:: SHORT TASK ::
Transcribe all of the material exactly.

· · · · · · ·

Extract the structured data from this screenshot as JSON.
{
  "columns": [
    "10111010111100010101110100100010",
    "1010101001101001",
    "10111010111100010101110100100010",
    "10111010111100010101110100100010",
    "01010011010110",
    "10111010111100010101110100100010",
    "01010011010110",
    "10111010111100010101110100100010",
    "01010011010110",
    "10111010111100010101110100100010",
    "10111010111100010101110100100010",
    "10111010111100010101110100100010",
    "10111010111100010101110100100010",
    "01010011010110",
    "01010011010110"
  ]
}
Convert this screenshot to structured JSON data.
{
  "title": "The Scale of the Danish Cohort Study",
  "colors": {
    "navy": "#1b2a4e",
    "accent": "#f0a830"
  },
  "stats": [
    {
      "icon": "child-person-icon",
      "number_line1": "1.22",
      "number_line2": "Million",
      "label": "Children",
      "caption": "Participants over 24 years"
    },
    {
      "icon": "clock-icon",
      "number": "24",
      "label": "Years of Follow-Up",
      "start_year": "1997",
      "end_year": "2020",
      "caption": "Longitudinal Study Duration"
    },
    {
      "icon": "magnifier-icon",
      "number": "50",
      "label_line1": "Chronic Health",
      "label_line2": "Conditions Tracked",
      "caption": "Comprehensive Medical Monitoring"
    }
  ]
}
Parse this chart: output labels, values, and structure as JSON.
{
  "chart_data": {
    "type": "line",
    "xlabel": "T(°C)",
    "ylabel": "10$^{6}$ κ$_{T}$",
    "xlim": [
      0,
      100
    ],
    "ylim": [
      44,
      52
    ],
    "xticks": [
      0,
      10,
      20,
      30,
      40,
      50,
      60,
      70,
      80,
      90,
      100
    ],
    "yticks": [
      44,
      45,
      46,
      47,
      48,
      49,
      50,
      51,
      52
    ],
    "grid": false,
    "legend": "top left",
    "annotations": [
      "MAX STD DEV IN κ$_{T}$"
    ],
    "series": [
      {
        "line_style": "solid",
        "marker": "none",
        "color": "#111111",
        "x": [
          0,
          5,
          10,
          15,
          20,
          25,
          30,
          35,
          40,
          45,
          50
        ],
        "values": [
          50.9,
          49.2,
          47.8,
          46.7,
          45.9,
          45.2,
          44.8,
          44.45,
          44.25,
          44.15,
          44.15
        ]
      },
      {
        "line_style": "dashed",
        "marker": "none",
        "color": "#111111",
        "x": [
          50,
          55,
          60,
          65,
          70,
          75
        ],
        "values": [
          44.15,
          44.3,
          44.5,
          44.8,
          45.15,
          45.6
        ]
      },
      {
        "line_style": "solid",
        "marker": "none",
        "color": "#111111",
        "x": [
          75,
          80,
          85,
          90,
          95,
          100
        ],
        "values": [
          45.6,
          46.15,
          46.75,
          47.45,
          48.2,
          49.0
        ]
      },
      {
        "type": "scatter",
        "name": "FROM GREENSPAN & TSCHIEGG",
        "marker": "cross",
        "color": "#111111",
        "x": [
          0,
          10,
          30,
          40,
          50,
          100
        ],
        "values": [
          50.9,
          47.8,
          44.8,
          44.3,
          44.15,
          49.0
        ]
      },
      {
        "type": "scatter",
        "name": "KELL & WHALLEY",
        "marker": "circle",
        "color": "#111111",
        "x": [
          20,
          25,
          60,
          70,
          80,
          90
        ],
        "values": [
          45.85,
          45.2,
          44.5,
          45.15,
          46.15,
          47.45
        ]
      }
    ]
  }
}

· · · · · · ·

:: EXERCISE RESULT ::
Extract the structured data from this screenshot as JSON.
{
  "columns": [
    "10111010111100010101110100100010",
    "1010101001101001",
    "10111010111100010101110100100010",
    "10111010111100010101110100100010",
    "01010011010110",
    "10111010111100010101110100100010",
    "01010011010110",
    "10111010111100010101110100100010",
    "01010011010110",
    "10111010111100010101110100100010",
    "10111010111100010101110100100010",
    "10111010111100010101110100100010",
    "10111010111100010101110100100010",
    "01010011010110",
    "01010011010110"
  ]
}
Convert this screenshot to structured JSON data.
{
  "title": "The Scale of the Danish Cohort Study",
  "colors": {
    "navy": "#1b2a4e",
    "accent": "#f0a830"
  },
  "stats": [
    {
      "icon": "child-person-icon",
      "number_line1": "1.22",
      "number_line2": "Million",
      "label": "Children",
      "caption": "Participants over 24 years"
    },
    {
      "icon": "clock-icon",
      "number": "24",
      "label": "Years of Follow-Up",
      "start_year": "1997",
      "end_year": "2020",
      "caption": "Longitudinal Study Duration"
    },
    {
      "icon": "magnifier-icon",
      "number": "50",
      "label_line1": "Chronic Health",
      "label_line2": "Conditions Tracked",
      "caption": "Comprehensive Medical Monitoring"
    }
  ]
}
Parse this chart: output labels, values, and structure as JSON.
{
  "chart_data": {
    "type": "line",
    "xlabel": "T(°C)",
    "ylabel": "10$^{6}$ κ$_{T}$",
    "xlim": [
      0,
      100
    ],
    "ylim": [
      44,
      52
    ],
    "xticks": [
      0,
      10,
      20,
      30,
      40,
      50,
      60,
      70,
      80,
      90,
      100
    ],
    "yticks": [
      44,
      45,
      46,
      47,
      48,
      49,
      50,
      51,
      52
    ],
    "grid": false,
    "legend": "top left",
    "annotations": [
      "MAX STD DEV IN κ$_{T}$"
    ],
    "series": [
      {
        "line_style": "solid",
        "marker": "none",
        "color": "#111111",
        "x": [
          0,
          5,
          10,
          15,
          20,
          25,
          30,
          35,
          40,
          45,
          50
        ],
        "values": [
          50.9,
          49.2,
          47.8,
          46.7,
          45.9,
          45.2,
          44.8,
          44.45,
          44.25,
          44.15,
          44.15
        ]
      },
      {
        "line_style": "dashed",
        "marker": "none",
        "color": "#111111",
        "x": [
          50,
          55,
          60,
          65,
          70,
          75
        ],
        "values": [
          44.15,
          44.3,
          44.5,
          44.8,
          45.15,
          45.6
        ]
      },
      {
        "line_style": "solid",
        "marker": "none",
        "color": "#111111",
        "x": [
          75,
          80,
          85,
          90,
          95,
          100
        ],
        "values": [
          45.6,
          46.15,
          46.75,
          47.45,
          48.2,
          49.0
        ]
      },
      {
        "type": "scatter",
        "name": "FROM GREENSPAN & TSCHIEGG",
        "marker": "cross",
        "color": "#111111",
        "x": [
          0,
          10,
          30,
          40,
          50,
          100
        ],
        "values": [
          50.9,
          47.8,
          44.8,
          44.3,
          44.15,
          49.0
        ]
      },
      {
        "type": "scatter",
        "name": "KELL & WHALLEY",
        "marker": "circle",
        "color": "#111111",
        "x": [
          20,
          25,
          60,
          70,
          80,
          90
        ],
        "values": [
          45.85,
          45.2,
          44.5,
          45.15,
          46.15,
          47.45
        ]
      }
    ]
  }
}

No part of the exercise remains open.